◆ **Dataset records**:
......
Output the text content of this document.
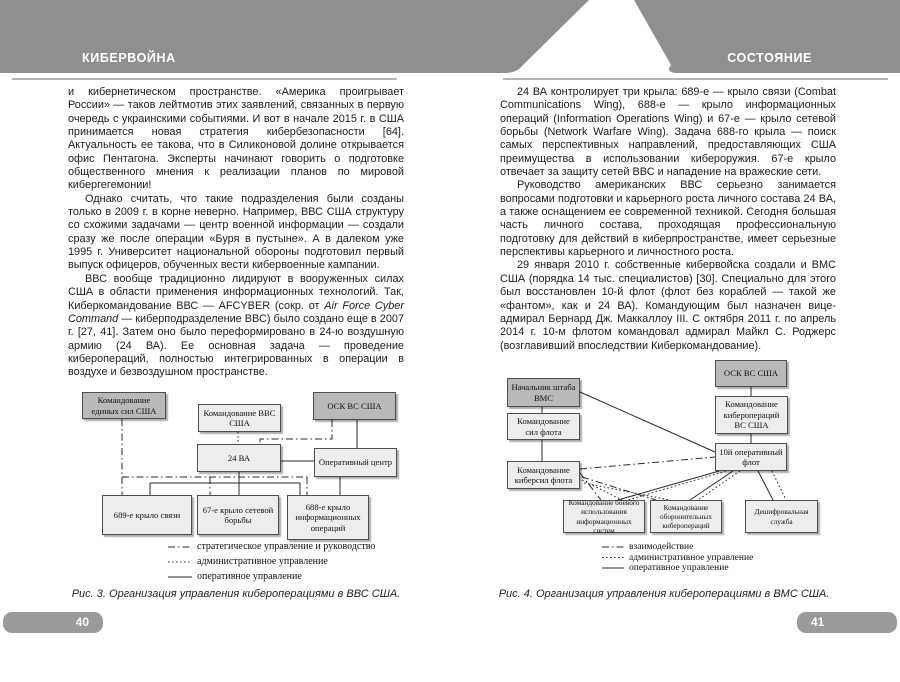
КИБЕРВОЙНА	СОСТОЯНИЕ

и кибернетическом пространстве. «Америка проигрывает России» — таков лейтмотив этих заявлений, связанных в первую очередь с украинскими событиями. И вот в начале 2015 г. в США принимается новая стратегия кибербезопасности [64]. Актуальность ее такова, что в Силиконовой долине открывается офис Пентагона. Эксперты начинают говорить о подготовке общественного мнения к реализации планов по мировой кибергегемонии!

Однако считать, что такие подразделения были созданы только в 2009 г. в корне неверно. Например, ВВС США структуру со схожими задачами — центр военной информации — создали сразу же после операции «Буря в пустыне». А в далеком уже 1995 г. Университет национальной обороны подготовил первый выпуск офицеров, обученных вести кибервоенные кампании.

ВВС вообще традиционно лидируют в вооруженных силах США в области применения информационных технологий. Так, Киберкомандование ВВС — AFCYBER (сокр. от Air Force Cyber Command — киберподразделение ВВС) было создано еще в 2007 г. [27, 41]. Затем оно было переформировано в 24-ю воздушную армию (24 ВА). Ее основная задача — проведение киберопераций, полностью интегрированных в операции в воздухе и безвоздушном пространстве.

24 ВА контролирует три крыла: 689-е — крыло связи (Combat Communications Wing), 688-е — крыло информационных операций (Information Operations Wing) и 67-е — крыло сетевой борьбы (Network Warfare Wing). Задача 688-го крыла — поиск самых перспективных направлений, предоставляющих США преимущества в использовании кибероружия. 67-е крыло отвечает за защиту сетей ВВС и нападение на вражеские сети.

Руководство американских ВВС серьезно занимается вопросами подготовки и карьерного роста личного состава 24 ВА, а также оснащением ее современной техникой. Сегодня большая часть личного состава, проходящая профессиональную подготовку для действий в киберпространстве, имеет серьезные перспективы карьерного и личностного роста.

29 января 2010 г. собственные кибервойска создали и ВМС США (порядка 14 тыс. специалистов) [30]. Специально для этого был восстановлен 10-й флот (флот без кораблей — такой же «фантом», как и 24 ВА). Командующим был назначен вице-адмирал Бернард Дж. Маккаллоу III. С октября 2011 г. по апрель 2014 г. 10-м флотом командовал адмирал Майкл С. Роджерс (возглавивший впоследствии Киберкомандование).

Командование единых сил США	Командование ВВС США
ОСК ВС США
24 ВА	Оперативный центр
689-е крыло связи
67-е крыло сетевой борьбы
688-е крыло информационных операций
стратегическое управление и руководство
административное управление
оперативное управление
Рис. 3. Организация управления кибероперациями в ВВС США.
Начальник штаба ВМС
Командование сил флота
Командование киберсил флота
ОСК ВС США
Командование киберопераций ВС США
10й оперативный флот
Командование боевого использования информационных систем
Командование оборонительных киберопераций
Дешифровальная служба
взаимодействие
административное управление
оперативное управление
Рис. 4. Организация управления кибероперациями в ВМС США.
40	41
......
Quote the listing above in full, except for the pictures.

Output the text content of this document.
КИБЕРВОЙНА	СОСТОЯНИЕ

и кибернетическом пространстве. «Америка проигрывает России» — таков лейтмотив этих заявлений, связанных в первую очередь с украинскими событиями. И вот в начале 2015 г. в США принимается новая стратегия кибербезопасности [64]. Актуальность ее такова, что в Силиконовой долине открывается офис Пентагона. Эксперты начинают говорить о подготовке общественного мнения к реализации планов по мировой кибергегемонии!

Однако считать, что такие подразделения были созданы только в 2009 г. в корне неверно. Например, ВВС США структуру со схожими задачами — центр военной информации — создали сразу же после операции «Буря в пустыне». А в далеком уже 1995 г. Университет национальной обороны подготовил первый выпуск офицеров, обученных вести кибервоенные кампании.

ВВС вообще традиционно лидируют в вооруженных силах США в области применения информационных технологий. Так, Киберкомандование ВВС — AFCYBER (сокр. от Air Force Cyber Command — киберподразделение ВВС) было создано еще в 2007 г. [27, 41]. Затем оно было переформировано в 24-ю воздушную армию (24 ВА). Ее основная задача — проведение киберопераций, полностью интегрированных в операции в воздухе и безвоздушном пространстве.

24 ВА контролирует три крыла: 689-е — крыло связи (Combat Communications Wing), 688-е — крыло информационных операций (Information Operations Wing) и 67-е — крыло сетевой борьбы (Network Warfare Wing). Задача 688-го крыла — поиск самых перспективных направлений, предоставляющих США преимущества в использовании кибероружия. 67-е крыло отвечает за защиту сетей ВВС и нападение на вражеские сети.

Руководство американских ВВС серьезно занимается вопросами подготовки и карьерного роста личного состава 24 ВА, а также оснащением ее современной техникой. Сегодня большая часть личного состава, проходящая профессиональную подготовку для действий в киберпространстве, имеет серьезные перспективы карьерного и личностного роста.

29 января 2010 г. собственные кибервойска создали и ВМС США (порядка 14 тыс. специалистов) [30]. Специально для этого был восстановлен 10-й флот (флот без кораблей — такой же «фантом», как и 24 ВА). Командующим был назначен вице-адмирал Бернард Дж. Маккаллоу III. С октября 2011 г. по апрель 2014 г. 10-м флотом командовал адмирал Майкл С. Роджерс (возглавивший впоследствии Киберкомандование).

Командование единых сил США	Командование ВВС США
ОСК ВС США
24 ВА	Оперативный центр
689-е крыло связи
67-е крыло сетевой борьбы
688-е крыло информационных операций
стратегическое управление и руководство
административное управление
оперативное управление
Рис. 3. Организация управления кибероперациями в ВВС США.
Начальник штаба ВМС
Командование сил флота
Командование киберсил флота
ОСК ВС США
Командование киберопераций ВС США
10й оперативный флот
Командование боевого использования информационных систем
Командование оборонительных киберопераций
Дешифровальная служба
взаимодействие
административное управление
оперативное управление
Рис. 4. Организация управления кибероперациями в ВМС США.
40	41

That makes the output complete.